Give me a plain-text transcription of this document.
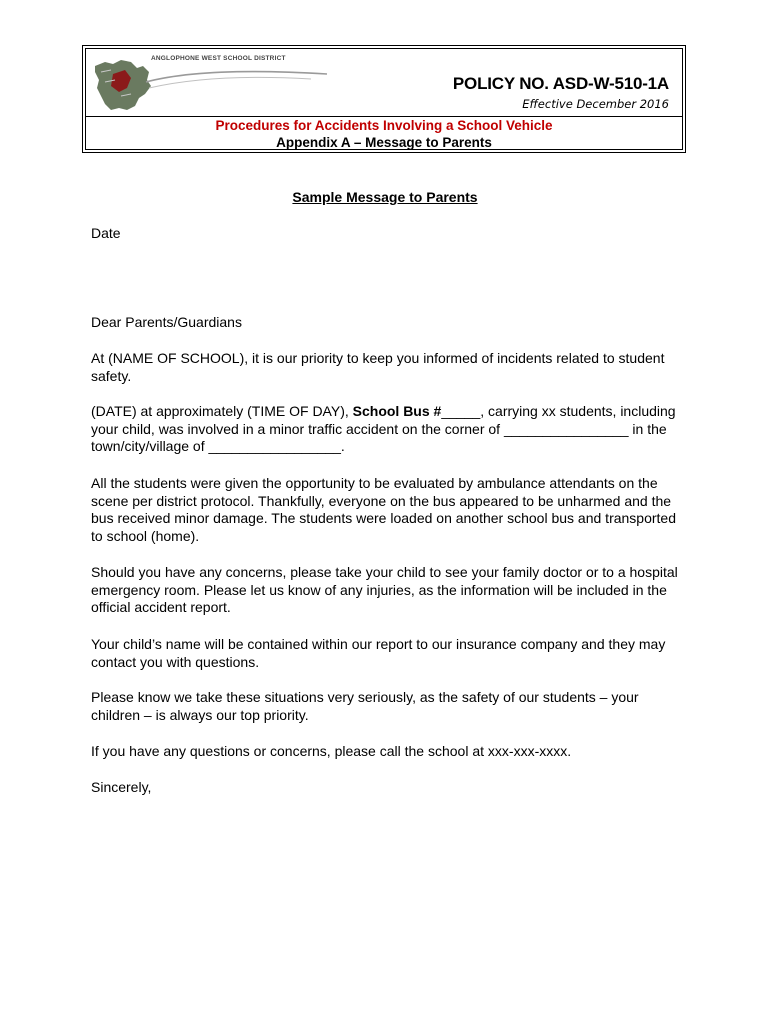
ANGLOPHONE WEST SCHOOL DISTRICT
POLICY NO. ASD-W-510-1A
Effective December 2016
Procedures for Accidents Involving a School Vehicle
Appendix A – Message to Parents
Sample Message to Parents
Date
Dear Parents/Guardians
At (NAME OF SCHOOL), it is our priority to keep you informed of incidents related to student safety.
(DATE) at approximately (TIME OF DAY), School Bus #_____, carrying xx students, including your child, was involved in a minor traffic accident on the corner of ________________ in the town/city/village of _________________.
All the students were given the opportunity to be evaluated by ambulance attendants on the scene per district protocol. Thankfully, everyone on the bus appeared to be unharmed and the bus received minor damage. The students were loaded on another school bus and transported to school (home).
Should you have any concerns, please take your child to see your family doctor or to a hospital emergency room. Please let us know of any injuries, as the information will be included in the official accident report.
Your child’s name will be contained within our report to our insurance company and they may contact you with questions.
Please know we take these situations very seriously, as the safety of our students – your children – is always our top priority.
If you have any questions or concerns, please call the school at xxx-xxx-xxxx.
Sincerely,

> _Your task_
Search the records for the string "know" and return every line in which it occurs.

> _Complete response_
Should you have any concerns, please take your child to see your family doctor or to a hospital emergency room. Please let us know of any injuries, as the information will be included in the official accident report.
Please know we take these situations very seriously, as the safety of our students – your children – is always our top priority.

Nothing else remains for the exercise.